(TRECHO):
Temos pelo menos uma década de campanhas discutindo a necessidade de refletirmos sobre nossa saúde mental. Ao mesmo tempo, temos um aumento vertiginoso da incidência de transtornos mentais e de casos de suicídio na população, com estes dados sendo mais marcantes na população mais jovem. O que será que está acontecendo? Estamos alcançando nossos objetivos?

 

Quando lidamos com prevenção em saúde, há três níveis de atuação importantes: prevenção primária, em que trabalhamos a promoção de estilo de vida saudável para que se previna o desenvolvimento de estados patológicos; prevenção secundária, para que atuemos sem demora naqueles que começaram a manifestar algum sofrimento psíquico; e prevenção terciária, para que possamos promover melhora de estados graves e crônicos de adoecimento psíquicos, diminuindo os prejuízos de funcionalidade. A campanha Janeiro Branco tem um papel fundamental de prevenção primária e secundária, informando a população sobre a importância de mudança de estilo de vida e sobre como e onde buscar ajuda para aqueles que estão manifestando adoecimento psíquico. No entanto, seus benefícios podem ser potencializados ou anulados a depender de outras ações.

(INFORMAÇÕES FORNECIDAS):
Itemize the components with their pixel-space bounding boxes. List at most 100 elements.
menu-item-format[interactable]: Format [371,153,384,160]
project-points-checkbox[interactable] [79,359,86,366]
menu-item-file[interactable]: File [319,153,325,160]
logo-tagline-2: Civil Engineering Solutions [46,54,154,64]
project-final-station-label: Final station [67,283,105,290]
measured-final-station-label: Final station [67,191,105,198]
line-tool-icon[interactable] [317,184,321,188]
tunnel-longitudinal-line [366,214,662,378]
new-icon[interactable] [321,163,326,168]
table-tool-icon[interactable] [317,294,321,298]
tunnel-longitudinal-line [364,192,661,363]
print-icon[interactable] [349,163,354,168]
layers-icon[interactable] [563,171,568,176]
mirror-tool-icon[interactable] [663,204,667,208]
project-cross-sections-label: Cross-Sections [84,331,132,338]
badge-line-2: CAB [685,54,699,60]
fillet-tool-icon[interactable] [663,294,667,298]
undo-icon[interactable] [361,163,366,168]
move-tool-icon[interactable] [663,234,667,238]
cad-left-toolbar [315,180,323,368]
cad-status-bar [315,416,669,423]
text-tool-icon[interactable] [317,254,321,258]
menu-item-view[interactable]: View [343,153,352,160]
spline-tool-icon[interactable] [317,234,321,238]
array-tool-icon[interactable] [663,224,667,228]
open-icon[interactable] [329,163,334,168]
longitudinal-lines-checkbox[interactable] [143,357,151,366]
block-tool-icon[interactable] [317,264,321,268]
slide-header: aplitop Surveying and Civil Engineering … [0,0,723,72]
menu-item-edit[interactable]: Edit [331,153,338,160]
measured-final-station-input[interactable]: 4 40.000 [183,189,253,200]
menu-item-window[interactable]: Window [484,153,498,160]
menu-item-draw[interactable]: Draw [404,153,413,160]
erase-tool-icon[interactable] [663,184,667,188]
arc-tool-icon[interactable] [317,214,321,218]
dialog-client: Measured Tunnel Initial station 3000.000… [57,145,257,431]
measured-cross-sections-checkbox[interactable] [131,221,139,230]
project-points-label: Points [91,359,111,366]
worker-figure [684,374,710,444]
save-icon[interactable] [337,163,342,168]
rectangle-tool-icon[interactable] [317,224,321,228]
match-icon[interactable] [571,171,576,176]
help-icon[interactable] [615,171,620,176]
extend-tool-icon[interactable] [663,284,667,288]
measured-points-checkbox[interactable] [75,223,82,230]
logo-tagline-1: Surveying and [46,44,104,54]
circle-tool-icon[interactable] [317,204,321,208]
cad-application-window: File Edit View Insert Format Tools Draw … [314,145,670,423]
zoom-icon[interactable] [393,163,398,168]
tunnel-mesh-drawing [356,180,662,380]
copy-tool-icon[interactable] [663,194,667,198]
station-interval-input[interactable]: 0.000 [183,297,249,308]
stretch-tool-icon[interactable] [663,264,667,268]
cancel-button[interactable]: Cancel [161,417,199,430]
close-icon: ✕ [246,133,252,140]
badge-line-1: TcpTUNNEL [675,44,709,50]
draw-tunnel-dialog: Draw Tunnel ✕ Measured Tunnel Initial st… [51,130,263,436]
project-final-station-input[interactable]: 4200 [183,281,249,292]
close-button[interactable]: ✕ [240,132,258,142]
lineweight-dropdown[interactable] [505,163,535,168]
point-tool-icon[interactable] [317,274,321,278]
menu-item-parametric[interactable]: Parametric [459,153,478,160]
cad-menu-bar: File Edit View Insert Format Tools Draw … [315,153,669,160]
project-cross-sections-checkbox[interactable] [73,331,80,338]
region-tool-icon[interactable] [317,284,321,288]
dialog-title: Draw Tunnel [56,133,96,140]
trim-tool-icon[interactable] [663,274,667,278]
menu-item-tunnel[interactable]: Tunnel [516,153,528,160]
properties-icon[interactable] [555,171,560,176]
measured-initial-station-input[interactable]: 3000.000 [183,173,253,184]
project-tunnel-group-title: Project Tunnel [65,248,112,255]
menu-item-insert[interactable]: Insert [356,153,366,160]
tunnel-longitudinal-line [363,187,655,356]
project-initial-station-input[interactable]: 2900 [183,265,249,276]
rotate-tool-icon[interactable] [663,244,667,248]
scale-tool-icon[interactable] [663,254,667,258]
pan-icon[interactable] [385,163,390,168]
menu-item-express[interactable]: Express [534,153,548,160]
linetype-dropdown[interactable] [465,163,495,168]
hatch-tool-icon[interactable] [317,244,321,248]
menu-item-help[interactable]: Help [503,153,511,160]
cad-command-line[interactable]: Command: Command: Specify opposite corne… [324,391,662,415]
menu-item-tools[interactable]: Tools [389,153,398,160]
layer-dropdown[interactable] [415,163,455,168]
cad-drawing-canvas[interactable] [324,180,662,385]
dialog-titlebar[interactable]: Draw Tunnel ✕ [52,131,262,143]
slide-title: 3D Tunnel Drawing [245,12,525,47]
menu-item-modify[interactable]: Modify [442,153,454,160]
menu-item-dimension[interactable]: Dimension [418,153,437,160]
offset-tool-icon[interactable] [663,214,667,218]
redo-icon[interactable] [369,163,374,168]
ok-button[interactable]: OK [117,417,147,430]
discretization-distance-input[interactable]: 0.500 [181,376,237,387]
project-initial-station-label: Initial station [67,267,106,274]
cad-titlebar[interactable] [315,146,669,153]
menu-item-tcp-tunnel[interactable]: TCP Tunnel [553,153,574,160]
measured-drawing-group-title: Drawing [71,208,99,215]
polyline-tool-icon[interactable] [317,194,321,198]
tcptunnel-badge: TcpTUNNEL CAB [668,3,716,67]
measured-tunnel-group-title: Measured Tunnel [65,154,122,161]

(SUA TAREFA):
Por favor, indique se cada afirmação a seguir concorda com o trecho sobre saúde mental, respondendo sim ou não e citando literalmente as palavras do trecho que decidem cada caso.
(a) A prevenção terciária busca promover a melhora de estados graves e crônicos de adoecimento psíquico.
(b) O aumento de transtornos mentais e de suicídios é mais marcante na população idosa.
(c) A campanha Janeiro Branco atua principalmente na prevenção terciária.

(SOLUÇÃO DO EXERCÍCIO):
(a) Sim: "prevenção terciária, para que possamos promover melhora de estados graves e crônicos de adoecimento psíquicos"
(b) Não: "com estes dados sendo mais marcantes na população mais jovem"
(c) Não: "A campanha Janeiro Branco tem um papel fundamental de prevenção primária e secundária"